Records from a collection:
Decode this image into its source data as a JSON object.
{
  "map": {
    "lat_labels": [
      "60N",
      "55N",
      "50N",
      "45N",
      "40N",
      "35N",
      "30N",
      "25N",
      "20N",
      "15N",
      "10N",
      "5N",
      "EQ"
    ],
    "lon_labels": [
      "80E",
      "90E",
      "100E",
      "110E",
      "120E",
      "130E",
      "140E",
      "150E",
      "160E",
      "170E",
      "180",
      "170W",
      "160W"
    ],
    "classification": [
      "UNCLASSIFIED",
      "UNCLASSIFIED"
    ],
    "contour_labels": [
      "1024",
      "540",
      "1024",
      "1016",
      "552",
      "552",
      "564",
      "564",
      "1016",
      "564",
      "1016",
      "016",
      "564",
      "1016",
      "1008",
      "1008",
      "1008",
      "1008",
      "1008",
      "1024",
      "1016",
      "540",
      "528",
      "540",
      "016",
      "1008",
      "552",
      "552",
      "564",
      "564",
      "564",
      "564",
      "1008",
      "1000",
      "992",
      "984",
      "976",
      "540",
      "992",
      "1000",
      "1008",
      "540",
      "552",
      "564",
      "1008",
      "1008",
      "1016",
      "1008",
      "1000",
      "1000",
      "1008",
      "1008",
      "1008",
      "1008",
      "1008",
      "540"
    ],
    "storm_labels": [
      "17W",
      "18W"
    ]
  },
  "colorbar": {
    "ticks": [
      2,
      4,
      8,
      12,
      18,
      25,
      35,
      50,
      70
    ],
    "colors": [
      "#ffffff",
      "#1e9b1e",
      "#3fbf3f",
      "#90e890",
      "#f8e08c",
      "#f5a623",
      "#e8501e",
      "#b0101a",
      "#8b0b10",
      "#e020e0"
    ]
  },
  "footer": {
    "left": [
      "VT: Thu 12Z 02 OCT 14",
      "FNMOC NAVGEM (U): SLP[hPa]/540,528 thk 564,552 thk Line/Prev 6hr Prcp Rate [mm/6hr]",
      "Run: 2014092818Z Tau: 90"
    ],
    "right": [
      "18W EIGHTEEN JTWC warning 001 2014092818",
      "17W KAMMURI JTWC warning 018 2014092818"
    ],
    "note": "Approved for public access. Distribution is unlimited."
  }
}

What this task involves: Restate the records, all of them, precisely as written.

Solution to this problem:
Decode this image into its source data as a JSON object.
{
  "map": {
    "lat_labels": [
      "60N",
      "55N",
      "50N",
      "45N",
      "40N",
      "35N",
      "30N",
      "25N",
      "20N",
      "15N",
      "10N",
      "5N",
      "EQ"
    ],
    "lon_labels": [
      "80E",
      "90E",
      "100E",
      "110E",
      "120E",
      "130E",
      "140E",
      "150E",
      "160E",
      "170E",
      "180",
      "170W",
      "160W"
    ],
    "classification": [
      "UNCLASSIFIED",
      "UNCLASSIFIED"
    ],
    "contour_labels": [
      "1024",
      "540",
      "1024",
      "1016",
      "552",
      "552",
      "564",
      "564",
      "1016",
      "564",
      "1016",
      "016",
      "564",
      "1016",
      "1008",
      "1008",
      "1008",
      "1008",
      "1008",
      "1024",
      "1016",
      "540",
      "528",
      "540",
      "016",
      "1008",
      "552",
      "552",
      "564",
      "564",
      "564",
      "564",
      "1008",
      "1000",
      "992",
      "984",
      "976",
      "540",
      "992",
      "1000",
      "1008",
      "540",
      "552",
      "564",
      "1008",
      "1008",
      "1016",
      "1008",
      "1000",
      "1000",
      "1008",
      "1008",
      "1008",
      "1008",
      "1008",
      "540"
    ],
    "storm_labels": [
      "17W",
      "18W"
    ]
  },
  "colorbar": {
    "ticks": [
      2,
      4,
      8,
      12,
      18,
      25,
      35,
      50,
      70
    ],
    "colors": [
      "#ffffff",
      "#1e9b1e",
      "#3fbf3f",
      "#90e890",
      "#f8e08c",
      "#f5a623",
      "#e8501e",
      "#b0101a",
      "#8b0b10",
      "#e020e0"
    ]
  },
  "footer": {
    "left": [
      "VT: Thu 12Z 02 OCT 14",
      "FNMOC NAVGEM (U): SLP[hPa]/540,528 thk 564,552 thk Line/Prev 6hr Prcp Rate [mm/6hr]",
      "Run: 2014092818Z Tau: 90"
    ],
    "right": [
      "18W EIGHTEEN JTWC warning 001 2014092818",
      "17W KAMMURI JTWC warning 018 2014092818"
    ],
    "note": "Approved for public access. Distribution is unlimited."
  }
}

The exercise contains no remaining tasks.